== Exercise input ==
-- -- --
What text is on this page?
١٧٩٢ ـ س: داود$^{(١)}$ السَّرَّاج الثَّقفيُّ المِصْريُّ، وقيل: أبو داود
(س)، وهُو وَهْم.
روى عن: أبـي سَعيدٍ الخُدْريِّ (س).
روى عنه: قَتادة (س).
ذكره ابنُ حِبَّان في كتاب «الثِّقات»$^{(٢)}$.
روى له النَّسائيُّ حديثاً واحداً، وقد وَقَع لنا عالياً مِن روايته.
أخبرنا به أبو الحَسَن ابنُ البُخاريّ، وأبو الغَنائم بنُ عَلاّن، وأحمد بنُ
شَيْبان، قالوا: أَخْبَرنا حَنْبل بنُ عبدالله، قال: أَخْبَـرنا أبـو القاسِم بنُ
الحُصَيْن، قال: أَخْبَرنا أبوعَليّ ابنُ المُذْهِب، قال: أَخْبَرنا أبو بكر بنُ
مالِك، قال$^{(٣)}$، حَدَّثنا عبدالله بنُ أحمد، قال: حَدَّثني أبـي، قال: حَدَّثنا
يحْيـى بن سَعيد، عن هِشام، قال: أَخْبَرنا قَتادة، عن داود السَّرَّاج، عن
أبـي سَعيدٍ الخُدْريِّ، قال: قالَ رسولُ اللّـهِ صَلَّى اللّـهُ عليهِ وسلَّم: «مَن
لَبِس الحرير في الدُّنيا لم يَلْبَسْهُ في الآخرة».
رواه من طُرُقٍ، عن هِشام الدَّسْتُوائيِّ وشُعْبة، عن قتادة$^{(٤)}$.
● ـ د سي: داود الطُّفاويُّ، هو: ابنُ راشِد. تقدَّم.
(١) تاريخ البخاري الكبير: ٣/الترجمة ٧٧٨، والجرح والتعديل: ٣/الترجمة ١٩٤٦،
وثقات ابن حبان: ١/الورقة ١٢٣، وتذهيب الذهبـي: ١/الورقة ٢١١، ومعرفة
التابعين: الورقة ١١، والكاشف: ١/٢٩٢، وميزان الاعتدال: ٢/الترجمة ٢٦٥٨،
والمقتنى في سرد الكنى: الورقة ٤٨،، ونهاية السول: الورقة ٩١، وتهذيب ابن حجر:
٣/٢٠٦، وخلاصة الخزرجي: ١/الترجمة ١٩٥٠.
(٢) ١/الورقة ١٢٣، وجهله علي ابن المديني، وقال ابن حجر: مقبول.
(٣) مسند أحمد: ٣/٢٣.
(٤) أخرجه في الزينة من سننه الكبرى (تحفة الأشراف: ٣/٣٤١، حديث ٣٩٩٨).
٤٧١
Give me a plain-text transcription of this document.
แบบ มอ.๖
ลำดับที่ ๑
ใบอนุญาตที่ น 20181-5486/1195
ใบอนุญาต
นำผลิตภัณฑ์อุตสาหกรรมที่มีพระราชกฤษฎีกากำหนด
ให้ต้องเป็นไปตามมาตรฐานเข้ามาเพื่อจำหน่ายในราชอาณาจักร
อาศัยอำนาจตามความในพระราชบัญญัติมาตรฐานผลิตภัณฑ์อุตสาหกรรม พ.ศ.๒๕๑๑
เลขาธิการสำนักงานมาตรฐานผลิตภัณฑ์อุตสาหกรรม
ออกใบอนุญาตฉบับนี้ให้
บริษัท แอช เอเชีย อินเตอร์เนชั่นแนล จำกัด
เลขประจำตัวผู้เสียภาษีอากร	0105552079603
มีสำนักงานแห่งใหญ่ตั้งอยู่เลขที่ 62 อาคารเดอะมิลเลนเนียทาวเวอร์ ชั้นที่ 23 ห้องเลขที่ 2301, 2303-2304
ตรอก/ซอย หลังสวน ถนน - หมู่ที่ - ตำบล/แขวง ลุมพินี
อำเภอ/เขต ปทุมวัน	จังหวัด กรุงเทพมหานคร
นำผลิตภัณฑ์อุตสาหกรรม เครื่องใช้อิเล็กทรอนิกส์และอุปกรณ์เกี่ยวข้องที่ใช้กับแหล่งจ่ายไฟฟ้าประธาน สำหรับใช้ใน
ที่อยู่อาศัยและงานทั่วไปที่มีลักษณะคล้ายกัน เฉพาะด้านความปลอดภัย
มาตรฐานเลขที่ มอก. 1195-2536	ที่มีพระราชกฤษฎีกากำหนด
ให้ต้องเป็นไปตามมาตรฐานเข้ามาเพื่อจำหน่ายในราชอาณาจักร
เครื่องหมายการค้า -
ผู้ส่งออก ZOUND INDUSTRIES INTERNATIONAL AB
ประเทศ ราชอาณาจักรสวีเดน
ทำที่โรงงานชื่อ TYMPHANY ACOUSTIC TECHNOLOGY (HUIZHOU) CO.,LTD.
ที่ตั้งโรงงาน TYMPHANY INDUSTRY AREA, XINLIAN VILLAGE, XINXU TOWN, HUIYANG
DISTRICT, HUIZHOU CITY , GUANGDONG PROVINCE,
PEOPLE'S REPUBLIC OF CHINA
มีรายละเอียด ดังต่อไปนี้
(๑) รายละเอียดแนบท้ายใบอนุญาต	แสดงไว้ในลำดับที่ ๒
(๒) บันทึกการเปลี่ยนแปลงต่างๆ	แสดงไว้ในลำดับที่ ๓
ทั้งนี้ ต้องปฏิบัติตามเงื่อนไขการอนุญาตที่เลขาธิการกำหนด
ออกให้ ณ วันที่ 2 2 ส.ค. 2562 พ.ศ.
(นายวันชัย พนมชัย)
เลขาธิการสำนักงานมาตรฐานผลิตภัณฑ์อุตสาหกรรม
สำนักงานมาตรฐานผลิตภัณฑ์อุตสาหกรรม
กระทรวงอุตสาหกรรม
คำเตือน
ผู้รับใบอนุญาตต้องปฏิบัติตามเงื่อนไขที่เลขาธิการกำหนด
-- -- --
Write out every line exactly as it stands.

== Expected answer ==
What text is on this page?
١٧٩٢ ـ س: داود$^{(١)}$ السَّرَّاج الثَّقفيُّ المِصْريُّ، وقيل: أبو داود
(س)، وهُو وَهْم.
روى عن: أبـي سَعيدٍ الخُدْريِّ (س).
روى عنه: قَتادة (س).
ذكره ابنُ حِبَّان في كتاب «الثِّقات»$^{(٢)}$.
روى له النَّسائيُّ حديثاً واحداً، وقد وَقَع لنا عالياً مِن روايته.
أخبرنا به أبو الحَسَن ابنُ البُخاريّ، وأبو الغَنائم بنُ عَلاّن، وأحمد بنُ
شَيْبان، قالوا: أَخْبَرنا حَنْبل بنُ عبدالله، قال: أَخْبَـرنا أبـو القاسِم بنُ
الحُصَيْن، قال: أَخْبَرنا أبوعَليّ ابنُ المُذْهِب، قال: أَخْبَرنا أبو بكر بنُ
مالِك، قال$^{(٣)}$، حَدَّثنا عبدالله بنُ أحمد، قال: حَدَّثني أبـي، قال: حَدَّثنا
يحْيـى بن سَعيد، عن هِشام، قال: أَخْبَرنا قَتادة، عن داود السَّرَّاج، عن
أبـي سَعيدٍ الخُدْريِّ، قال: قالَ رسولُ اللّـهِ صَلَّى اللّـهُ عليهِ وسلَّم: «مَن
لَبِس الحرير في الدُّنيا لم يَلْبَسْهُ في الآخرة».
رواه من طُرُقٍ، عن هِشام الدَّسْتُوائيِّ وشُعْبة، عن قتادة$^{(٤)}$.
● ـ د سي: داود الطُّفاويُّ، هو: ابنُ راشِد. تقدَّم.
(١) تاريخ البخاري الكبير: ٣/الترجمة ٧٧٨، والجرح والتعديل: ٣/الترجمة ١٩٤٦،
وثقات ابن حبان: ١/الورقة ١٢٣، وتذهيب الذهبـي: ١/الورقة ٢١١، ومعرفة
التابعين: الورقة ١١، والكاشف: ١/٢٩٢، وميزان الاعتدال: ٢/الترجمة ٢٦٥٨،
والمقتنى في سرد الكنى: الورقة ٤٨،، ونهاية السول: الورقة ٩١، وتهذيب ابن حجر:
٣/٢٠٦، وخلاصة الخزرجي: ١/الترجمة ١٩٥٠.
(٢) ١/الورقة ١٢٣، وجهله علي ابن المديني، وقال ابن حجر: مقبول.
(٣) مسند أحمد: ٣/٢٣.
(٤) أخرجه في الزينة من سننه الكبرى (تحفة الأشراف: ٣/٣٤١، حديث ٣٩٩٨).
٤٧١
Give me a plain-text transcription of this document.
แบบ มอ.๖
ลำดับที่ ๑
ใบอนุญาตที่ น 20181-5486/1195
ใบอนุญาต
นำผลิตภัณฑ์อุตสาหกรรมที่มีพระราชกฤษฎีกากำหนด
ให้ต้องเป็นไปตามมาตรฐานเข้ามาเพื่อจำหน่ายในราชอาณาจักร
อาศัยอำนาจตามความในพระราชบัญญัติมาตรฐานผลิตภัณฑ์อุตสาหกรรม พ.ศ.๒๕๑๑
เลขาธิการสำนักงานมาตรฐานผลิตภัณฑ์อุตสาหกรรม
ออกใบอนุญาตฉบับนี้ให้
บริษัท แอช เอเชีย อินเตอร์เนชั่นแนล จำกัด
เลขประจำตัวผู้เสียภาษีอากร	0105552079603
มีสำนักงานแห่งใหญ่ตั้งอยู่เลขที่ 62 อาคารเดอะมิลเลนเนียทาวเวอร์ ชั้นที่ 23 ห้องเลขที่ 2301, 2303-2304
ตรอก/ซอย หลังสวน ถนน - หมู่ที่ - ตำบล/แขวง ลุมพินี
อำเภอ/เขต ปทุมวัน	จังหวัด กรุงเทพมหานคร
นำผลิตภัณฑ์อุตสาหกรรม เครื่องใช้อิเล็กทรอนิกส์และอุปกรณ์เกี่ยวข้องที่ใช้กับแหล่งจ่ายไฟฟ้าประธาน สำหรับใช้ใน
ที่อยู่อาศัยและงานทั่วไปที่มีลักษณะคล้ายกัน เฉพาะด้านความปลอดภัย
มาตรฐานเลขที่ มอก. 1195-2536	ที่มีพระราชกฤษฎีกากำหนด
ให้ต้องเป็นไปตามมาตรฐานเข้ามาเพื่อจำหน่ายในราชอาณาจักร
เครื่องหมายการค้า -
ผู้ส่งออก ZOUND INDUSTRIES INTERNATIONAL AB
ประเทศ ราชอาณาจักรสวีเดน
ทำที่โรงงานชื่อ TYMPHANY ACOUSTIC TECHNOLOGY (HUIZHOU) CO.,LTD.
ที่ตั้งโรงงาน TYMPHANY INDUSTRY AREA, XINLIAN VILLAGE, XINXU TOWN, HUIYANG
DISTRICT, HUIZHOU CITY , GUANGDONG PROVINCE,
PEOPLE'S REPUBLIC OF CHINA
มีรายละเอียด ดังต่อไปนี้
(๑) รายละเอียดแนบท้ายใบอนุญาต	แสดงไว้ในลำดับที่ ๒
(๒) บันทึกการเปลี่ยนแปลงต่างๆ	แสดงไว้ในลำดับที่ ๓
ทั้งนี้ ต้องปฏิบัติตามเงื่อนไขการอนุญาตที่เลขาธิการกำหนด
ออกให้ ณ วันที่ 2 2 ส.ค. 2562 พ.ศ.
(นายวันชัย พนมชัย)
เลขาธิการสำนักงานมาตรฐานผลิตภัณฑ์อุตสาหกรรม
สำนักงานมาตรฐานผลิตภัณฑ์อุตสาหกรรม
กระทรวงอุตสาหกรรม
คำเตือน
ผู้รับใบอนุญาตต้องปฏิบัติตามเงื่อนไขที่เลขาธิการกำหนด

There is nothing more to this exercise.